• Excerpted data:
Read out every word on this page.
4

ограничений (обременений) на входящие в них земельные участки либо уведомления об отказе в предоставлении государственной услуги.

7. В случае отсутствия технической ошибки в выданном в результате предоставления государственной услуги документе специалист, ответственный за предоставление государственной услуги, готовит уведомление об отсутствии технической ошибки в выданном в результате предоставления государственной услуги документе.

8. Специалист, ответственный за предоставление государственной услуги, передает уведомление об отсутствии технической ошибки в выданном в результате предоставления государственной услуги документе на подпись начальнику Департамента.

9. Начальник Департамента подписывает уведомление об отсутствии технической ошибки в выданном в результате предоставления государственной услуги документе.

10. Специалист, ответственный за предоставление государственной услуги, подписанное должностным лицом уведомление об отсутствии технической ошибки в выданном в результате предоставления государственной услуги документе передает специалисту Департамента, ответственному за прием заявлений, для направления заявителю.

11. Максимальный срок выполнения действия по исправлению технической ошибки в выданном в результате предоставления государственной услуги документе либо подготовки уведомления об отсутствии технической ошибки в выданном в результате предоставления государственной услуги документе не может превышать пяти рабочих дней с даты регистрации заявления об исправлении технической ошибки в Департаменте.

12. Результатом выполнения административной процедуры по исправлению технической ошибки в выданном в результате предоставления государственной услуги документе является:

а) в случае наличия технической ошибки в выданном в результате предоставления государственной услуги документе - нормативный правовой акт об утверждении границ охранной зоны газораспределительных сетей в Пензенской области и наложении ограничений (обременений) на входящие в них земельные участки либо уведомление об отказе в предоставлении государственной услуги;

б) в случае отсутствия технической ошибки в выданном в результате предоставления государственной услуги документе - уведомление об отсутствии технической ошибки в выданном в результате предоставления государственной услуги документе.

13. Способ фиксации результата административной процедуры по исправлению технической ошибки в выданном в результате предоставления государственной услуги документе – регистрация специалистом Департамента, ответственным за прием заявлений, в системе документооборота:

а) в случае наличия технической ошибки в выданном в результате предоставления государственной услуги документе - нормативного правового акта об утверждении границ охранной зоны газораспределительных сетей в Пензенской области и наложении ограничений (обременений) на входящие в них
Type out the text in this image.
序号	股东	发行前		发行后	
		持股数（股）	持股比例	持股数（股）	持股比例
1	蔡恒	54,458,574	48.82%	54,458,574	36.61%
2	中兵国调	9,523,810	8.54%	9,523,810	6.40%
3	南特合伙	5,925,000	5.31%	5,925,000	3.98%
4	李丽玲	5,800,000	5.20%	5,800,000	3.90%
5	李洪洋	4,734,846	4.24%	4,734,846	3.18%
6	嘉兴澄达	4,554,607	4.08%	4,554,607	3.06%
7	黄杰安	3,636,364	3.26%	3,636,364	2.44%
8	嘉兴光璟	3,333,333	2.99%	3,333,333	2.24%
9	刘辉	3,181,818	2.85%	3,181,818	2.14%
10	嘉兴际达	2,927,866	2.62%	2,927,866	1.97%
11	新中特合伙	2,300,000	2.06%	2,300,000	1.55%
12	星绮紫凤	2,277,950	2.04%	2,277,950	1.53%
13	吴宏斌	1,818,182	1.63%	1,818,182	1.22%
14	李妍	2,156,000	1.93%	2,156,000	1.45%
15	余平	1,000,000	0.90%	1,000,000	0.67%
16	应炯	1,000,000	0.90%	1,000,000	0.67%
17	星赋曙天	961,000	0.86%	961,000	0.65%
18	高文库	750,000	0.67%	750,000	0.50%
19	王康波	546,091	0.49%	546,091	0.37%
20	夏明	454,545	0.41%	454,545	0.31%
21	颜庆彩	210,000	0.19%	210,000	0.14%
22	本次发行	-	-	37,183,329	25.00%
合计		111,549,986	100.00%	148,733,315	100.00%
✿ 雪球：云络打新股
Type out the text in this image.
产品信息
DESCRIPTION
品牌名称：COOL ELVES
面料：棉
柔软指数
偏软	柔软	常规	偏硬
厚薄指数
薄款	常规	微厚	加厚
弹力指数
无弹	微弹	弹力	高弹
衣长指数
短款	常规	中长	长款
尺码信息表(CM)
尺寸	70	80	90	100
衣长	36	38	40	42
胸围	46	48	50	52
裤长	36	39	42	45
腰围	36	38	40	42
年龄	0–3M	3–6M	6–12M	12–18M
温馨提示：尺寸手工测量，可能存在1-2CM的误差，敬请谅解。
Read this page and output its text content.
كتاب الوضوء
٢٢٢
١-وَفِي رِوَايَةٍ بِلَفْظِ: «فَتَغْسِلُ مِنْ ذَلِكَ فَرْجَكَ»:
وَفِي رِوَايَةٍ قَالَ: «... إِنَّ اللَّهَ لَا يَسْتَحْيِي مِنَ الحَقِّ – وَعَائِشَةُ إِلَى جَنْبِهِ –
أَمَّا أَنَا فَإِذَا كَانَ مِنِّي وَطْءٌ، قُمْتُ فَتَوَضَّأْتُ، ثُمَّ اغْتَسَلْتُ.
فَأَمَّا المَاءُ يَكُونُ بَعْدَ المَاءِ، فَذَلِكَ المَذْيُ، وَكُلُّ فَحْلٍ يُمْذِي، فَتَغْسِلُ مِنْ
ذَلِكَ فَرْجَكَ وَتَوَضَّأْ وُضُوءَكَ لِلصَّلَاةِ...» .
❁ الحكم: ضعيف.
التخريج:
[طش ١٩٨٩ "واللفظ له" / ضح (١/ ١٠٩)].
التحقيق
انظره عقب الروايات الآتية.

• Exercise requirements: Give back all the data exactly as written.

• Result:
Read out every word on this page.
4

ограничений (обременений) на входящие в них земельные участки либо уведомления об отказе в предоставлении государственной услуги.

7. В случае отсутствия технической ошибки в выданном в результате предоставления государственной услуги документе специалист, ответственный за предоставление государственной услуги, готовит уведомление об отсутствии технической ошибки в выданном в результате предоставления государственной услуги документе.

8. Специалист, ответственный за предоставление государственной услуги, передает уведомление об отсутствии технической ошибки в выданном в результате предоставления государственной услуги документе на подпись начальнику Департамента.

9. Начальник Департамента подписывает уведомление об отсутствии технической ошибки в выданном в результате предоставления государственной услуги документе.

10. Специалист, ответственный за предоставление государственной услуги, подписанное должностным лицом уведомление об отсутствии технической ошибки в выданном в результате предоставления государственной услуги документе передает специалисту Департамента, ответственному за прием заявлений, для направления заявителю.

11. Максимальный срок выполнения действия по исправлению технической ошибки в выданном в результате предоставления государственной услуги документе либо подготовки уведомления об отсутствии технической ошибки в выданном в результате предоставления государственной услуги документе не может превышать пяти рабочих дней с даты регистрации заявления об исправлении технической ошибки в Департаменте.

12. Результатом выполнения административной процедуры по исправлению технической ошибки в выданном в результате предоставления государственной услуги документе является:

а) в случае наличия технической ошибки в выданном в результате предоставления государственной услуги документе - нормативный правовой акт об утверждении границ охранной зоны газораспределительных сетей в Пензенской области и наложении ограничений (обременений) на входящие в них земельные участки либо уведомление об отказе в предоставлении государственной услуги;

б) в случае отсутствия технической ошибки в выданном в результате предоставления государственной услуги документе - уведомление об отсутствии технической ошибки в выданном в результате предоставления государственной услуги документе.

13. Способ фиксации результата административной процедуры по исправлению технической ошибки в выданном в результате предоставления государственной услуги документе – регистрация специалистом Департамента, ответственным за прием заявлений, в системе документооборота:

а) в случае наличия технической ошибки в выданном в результате предоставления государственной услуги документе - нормативного правового акта об утверждении границ охранной зоны газораспределительных сетей в Пензенской области и наложении ограничений (обременений) на входящие в них
Type out the text in this image.
序号	股东	发行前		发行后	
		持股数（股）	持股比例	持股数（股）	持股比例
1	蔡恒	54,458,574	48.82%	54,458,574	36.61%
2	中兵国调	9,523,810	8.54%	9,523,810	6.40%
3	南特合伙	5,925,000	5.31%	5,925,000	3.98%
4	李丽玲	5,800,000	5.20%	5,800,000	3.90%
5	李洪洋	4,734,846	4.24%	4,734,846	3.18%
6	嘉兴澄达	4,554,607	4.08%	4,554,607	3.06%
7	黄杰安	3,636,364	3.26%	3,636,364	2.44%
8	嘉兴光璟	3,333,333	2.99%	3,333,333	2.24%
9	刘辉	3,181,818	2.85%	3,181,818	2.14%
10	嘉兴际达	2,927,866	2.62%	2,927,866	1.97%
11	新中特合伙	2,300,000	2.06%	2,300,000	1.55%
12	星绮紫凤	2,277,950	2.04%	2,277,950	1.53%
13	吴宏斌	1,818,182	1.63%	1,818,182	1.22%
14	李妍	2,156,000	1.93%	2,156,000	1.45%
15	余平	1,000,000	0.90%	1,000,000	0.67%
16	应炯	1,000,000	0.90%	1,000,000	0.67%
17	星赋曙天	961,000	0.86%	961,000	0.65%
18	高文库	750,000	0.67%	750,000	0.50%
19	王康波	546,091	0.49%	546,091	0.37%
20	夏明	454,545	0.41%	454,545	0.31%
21	颜庆彩	210,000	0.19%	210,000	0.14%
22	本次发行	-	-	37,183,329	25.00%
合计		111,549,986	100.00%	148,733,315	100.00%
✿ 雪球：云络打新股
Type out the text in this image.
产品信息
DESCRIPTION
品牌名称：COOL ELVES
面料：棉
柔软指数
偏软	柔软	常规	偏硬
厚薄指数
薄款	常规	微厚	加厚
弹力指数
无弹	微弹	弹力	高弹
衣长指数
短款	常规	中长	长款
尺码信息表(CM)
尺寸	70	80	90	100
衣长	36	38	40	42
胸围	46	48	50	52
裤长	36	39	42	45
腰围	36	38	40	42
年龄	0–3M	3–6M	6–12M	12–18M
温馨提示：尺寸手工测量，可能存在1-2CM的误差，敬请谅解。
Read this page and output its text content.
كتاب الوضوء
٢٢٢
١-وَفِي رِوَايَةٍ بِلَفْظِ: «فَتَغْسِلُ مِنْ ذَلِكَ فَرْجَكَ»:
وَفِي رِوَايَةٍ قَالَ: «... إِنَّ اللَّهَ لَا يَسْتَحْيِي مِنَ الحَقِّ – وَعَائِشَةُ إِلَى جَنْبِهِ –
أَمَّا أَنَا فَإِذَا كَانَ مِنِّي وَطْءٌ، قُمْتُ فَتَوَضَّأْتُ، ثُمَّ اغْتَسَلْتُ.
فَأَمَّا المَاءُ يَكُونُ بَعْدَ المَاءِ، فَذَلِكَ المَذْيُ، وَكُلُّ فَحْلٍ يُمْذِي، فَتَغْسِلُ مِنْ
ذَلِكَ فَرْجَكَ وَتَوَضَّأْ وُضُوءَكَ لِلصَّلَاةِ...» .
❁ الحكم: ضعيف.
التخريج:
[طش ١٩٨٩ "واللفظ له" / ضح (١/ ١٠٩)].
التحقيق
انظره عقب الروايات الآتية.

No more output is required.